* GIVEN REQUEST *
Pick out each line of the records in which the word "لماما" appears.

* PROVIDED DATA *
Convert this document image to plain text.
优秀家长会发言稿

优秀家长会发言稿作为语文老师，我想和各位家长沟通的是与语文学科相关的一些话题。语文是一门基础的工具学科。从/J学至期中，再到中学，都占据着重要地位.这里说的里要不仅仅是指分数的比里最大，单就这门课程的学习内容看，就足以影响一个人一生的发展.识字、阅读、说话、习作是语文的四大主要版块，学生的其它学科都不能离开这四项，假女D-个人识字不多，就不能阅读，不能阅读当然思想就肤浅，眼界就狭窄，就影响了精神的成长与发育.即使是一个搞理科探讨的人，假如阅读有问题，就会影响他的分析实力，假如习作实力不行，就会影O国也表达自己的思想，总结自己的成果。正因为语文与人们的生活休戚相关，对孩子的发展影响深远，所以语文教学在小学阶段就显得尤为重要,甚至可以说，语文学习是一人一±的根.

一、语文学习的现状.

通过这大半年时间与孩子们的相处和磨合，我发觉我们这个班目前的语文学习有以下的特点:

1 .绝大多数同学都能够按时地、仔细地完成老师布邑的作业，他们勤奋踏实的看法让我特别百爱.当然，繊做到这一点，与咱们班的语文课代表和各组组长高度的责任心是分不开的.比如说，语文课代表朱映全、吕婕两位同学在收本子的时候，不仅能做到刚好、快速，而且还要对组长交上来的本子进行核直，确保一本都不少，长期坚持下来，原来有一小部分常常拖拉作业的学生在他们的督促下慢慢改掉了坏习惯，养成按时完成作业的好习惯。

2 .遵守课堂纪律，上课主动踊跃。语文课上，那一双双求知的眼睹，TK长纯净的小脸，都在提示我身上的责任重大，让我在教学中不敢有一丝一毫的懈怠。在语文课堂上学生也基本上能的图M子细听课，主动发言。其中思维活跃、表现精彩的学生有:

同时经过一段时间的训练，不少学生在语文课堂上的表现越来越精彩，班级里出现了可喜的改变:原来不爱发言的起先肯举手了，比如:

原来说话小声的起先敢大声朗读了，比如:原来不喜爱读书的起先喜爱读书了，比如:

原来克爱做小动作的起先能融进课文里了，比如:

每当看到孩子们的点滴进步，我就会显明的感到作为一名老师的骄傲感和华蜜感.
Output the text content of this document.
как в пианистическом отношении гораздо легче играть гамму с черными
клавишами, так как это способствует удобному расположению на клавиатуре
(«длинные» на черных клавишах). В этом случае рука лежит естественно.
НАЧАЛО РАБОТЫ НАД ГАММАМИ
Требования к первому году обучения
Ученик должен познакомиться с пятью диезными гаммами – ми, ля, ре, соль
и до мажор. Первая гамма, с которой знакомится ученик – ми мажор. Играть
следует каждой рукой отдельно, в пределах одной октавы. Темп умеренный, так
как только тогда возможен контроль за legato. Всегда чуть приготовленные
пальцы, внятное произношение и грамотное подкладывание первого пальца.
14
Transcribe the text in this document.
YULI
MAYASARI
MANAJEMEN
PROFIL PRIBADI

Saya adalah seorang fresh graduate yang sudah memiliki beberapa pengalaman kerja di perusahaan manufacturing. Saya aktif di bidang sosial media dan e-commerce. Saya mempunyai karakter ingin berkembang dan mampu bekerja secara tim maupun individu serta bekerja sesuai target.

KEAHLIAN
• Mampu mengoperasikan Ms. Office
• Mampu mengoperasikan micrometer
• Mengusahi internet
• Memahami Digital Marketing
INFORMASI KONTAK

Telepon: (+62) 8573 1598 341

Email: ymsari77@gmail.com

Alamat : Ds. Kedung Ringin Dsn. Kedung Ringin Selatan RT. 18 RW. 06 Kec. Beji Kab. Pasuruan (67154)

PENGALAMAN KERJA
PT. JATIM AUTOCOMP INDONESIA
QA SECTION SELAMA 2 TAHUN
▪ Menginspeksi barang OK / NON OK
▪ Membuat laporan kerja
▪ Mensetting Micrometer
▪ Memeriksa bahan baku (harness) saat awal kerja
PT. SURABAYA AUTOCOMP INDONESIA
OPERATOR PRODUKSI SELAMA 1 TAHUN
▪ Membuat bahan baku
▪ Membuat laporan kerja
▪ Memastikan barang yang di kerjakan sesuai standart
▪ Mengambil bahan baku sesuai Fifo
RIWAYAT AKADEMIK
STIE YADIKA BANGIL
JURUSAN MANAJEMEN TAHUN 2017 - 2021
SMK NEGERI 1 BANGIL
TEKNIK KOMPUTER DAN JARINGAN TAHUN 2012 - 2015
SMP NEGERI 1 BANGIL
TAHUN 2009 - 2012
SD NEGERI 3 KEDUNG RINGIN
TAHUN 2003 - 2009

...

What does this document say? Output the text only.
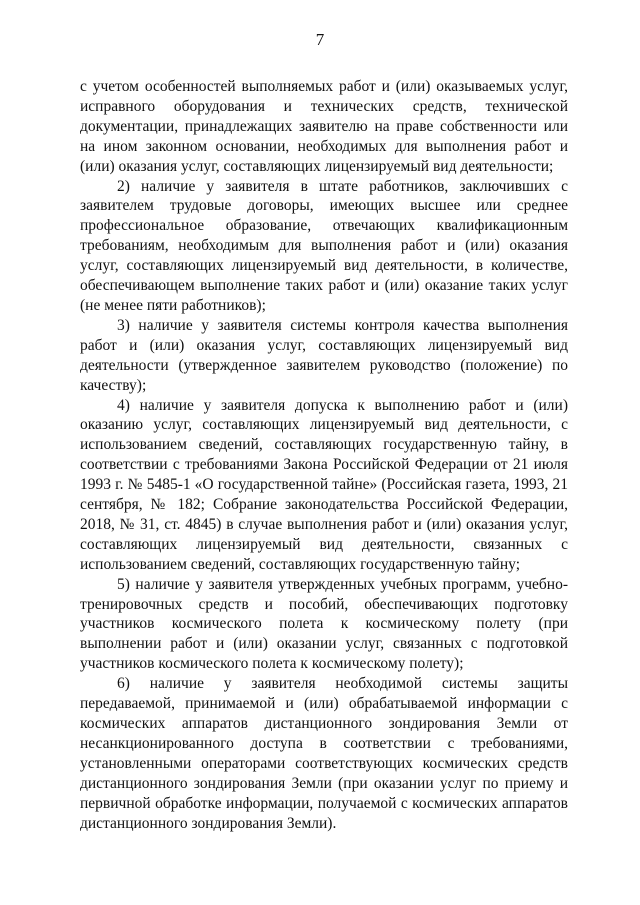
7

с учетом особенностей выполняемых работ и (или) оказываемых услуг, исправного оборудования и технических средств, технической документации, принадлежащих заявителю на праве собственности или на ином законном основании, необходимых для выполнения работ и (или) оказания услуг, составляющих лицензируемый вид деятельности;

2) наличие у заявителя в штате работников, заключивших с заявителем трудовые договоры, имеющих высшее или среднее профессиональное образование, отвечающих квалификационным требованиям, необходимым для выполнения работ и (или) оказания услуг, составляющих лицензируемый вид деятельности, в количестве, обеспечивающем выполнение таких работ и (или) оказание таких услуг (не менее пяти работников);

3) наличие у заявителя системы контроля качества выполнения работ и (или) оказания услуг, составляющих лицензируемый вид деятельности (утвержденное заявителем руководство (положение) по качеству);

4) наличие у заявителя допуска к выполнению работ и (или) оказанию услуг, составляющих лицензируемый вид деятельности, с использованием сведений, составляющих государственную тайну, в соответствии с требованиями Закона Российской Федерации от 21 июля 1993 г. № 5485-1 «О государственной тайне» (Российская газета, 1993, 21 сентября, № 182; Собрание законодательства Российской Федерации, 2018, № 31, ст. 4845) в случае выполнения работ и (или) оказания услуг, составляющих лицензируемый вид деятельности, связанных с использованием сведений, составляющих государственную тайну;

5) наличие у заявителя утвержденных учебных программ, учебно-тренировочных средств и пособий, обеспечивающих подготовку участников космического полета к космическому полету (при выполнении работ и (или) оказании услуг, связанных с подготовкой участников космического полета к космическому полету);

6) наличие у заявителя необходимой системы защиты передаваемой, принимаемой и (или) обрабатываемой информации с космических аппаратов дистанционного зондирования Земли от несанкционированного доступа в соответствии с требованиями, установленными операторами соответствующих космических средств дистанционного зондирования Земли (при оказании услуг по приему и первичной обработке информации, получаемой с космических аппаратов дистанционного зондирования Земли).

---

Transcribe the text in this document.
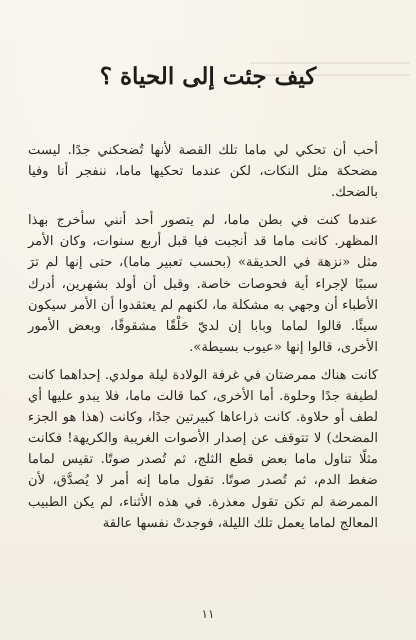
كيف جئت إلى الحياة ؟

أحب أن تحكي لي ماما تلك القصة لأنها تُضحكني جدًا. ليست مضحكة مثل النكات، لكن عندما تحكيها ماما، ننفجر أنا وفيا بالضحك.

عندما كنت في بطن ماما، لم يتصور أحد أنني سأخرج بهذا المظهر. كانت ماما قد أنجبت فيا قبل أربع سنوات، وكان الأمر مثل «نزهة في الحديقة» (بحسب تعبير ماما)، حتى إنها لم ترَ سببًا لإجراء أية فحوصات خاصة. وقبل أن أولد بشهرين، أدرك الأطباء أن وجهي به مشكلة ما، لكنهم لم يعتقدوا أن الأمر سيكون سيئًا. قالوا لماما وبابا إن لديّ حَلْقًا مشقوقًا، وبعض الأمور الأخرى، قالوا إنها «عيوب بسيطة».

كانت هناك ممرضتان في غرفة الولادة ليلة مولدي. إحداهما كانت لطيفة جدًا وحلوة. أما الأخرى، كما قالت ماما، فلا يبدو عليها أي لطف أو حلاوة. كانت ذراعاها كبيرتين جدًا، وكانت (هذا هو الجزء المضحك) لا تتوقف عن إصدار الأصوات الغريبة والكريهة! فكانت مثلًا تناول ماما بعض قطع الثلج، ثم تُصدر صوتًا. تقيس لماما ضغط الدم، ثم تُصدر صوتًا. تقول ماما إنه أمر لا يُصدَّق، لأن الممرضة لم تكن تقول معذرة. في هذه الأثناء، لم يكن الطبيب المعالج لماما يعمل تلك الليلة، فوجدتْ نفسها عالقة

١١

* TASK ANSWER *
عندما كنت في بطن ماما، لم يتصور أحد أنني سأخرج بهذا المظهر. كانت ماما قد أنجبت فيا قبل أربع سنوات، وكان الأمر مثل «نزهة في الحديقة» (بحسب تعبير ماما)، حتى إنها لم ترَ سببًا لإجراء أية فحوصات خاصة. وقبل أن أولد بشهرين، أدرك الأطباء أن وجهي به مشكلة ما، لكنهم لم يعتقدوا أن الأمر سيكون سيئًا. قالوا لماما وبابا إن لديّ حَلْقًا مشقوقًا، وبعض الأمور الأخرى، قالوا إنها «عيوب بسيطة».
كانت هناك ممرضتان في غرفة الولادة ليلة مولدي. إحداهما كانت لطيفة جدًا وحلوة. أما الأخرى، كما قالت ماما، فلا يبدو عليها أي لطف أو حلاوة. كانت ذراعاها كبيرتين جدًا، وكانت (هذا هو الجزء المضحك) لا تتوقف عن إصدار الأصوات الغريبة والكريهة! فكانت مثلًا تناول ماما بعض قطع الثلج، ثم تُصدر صوتًا. تقيس لماما ضغط الدم، ثم تُصدر صوتًا. تقول ماما إنه أمر لا يُصدَّق، لأن الممرضة لم تكن تقول معذرة. في هذه الأثناء، لم يكن الطبيب المعالج لماما يعمل تلك الليلة، فوجدتْ نفسها عالقة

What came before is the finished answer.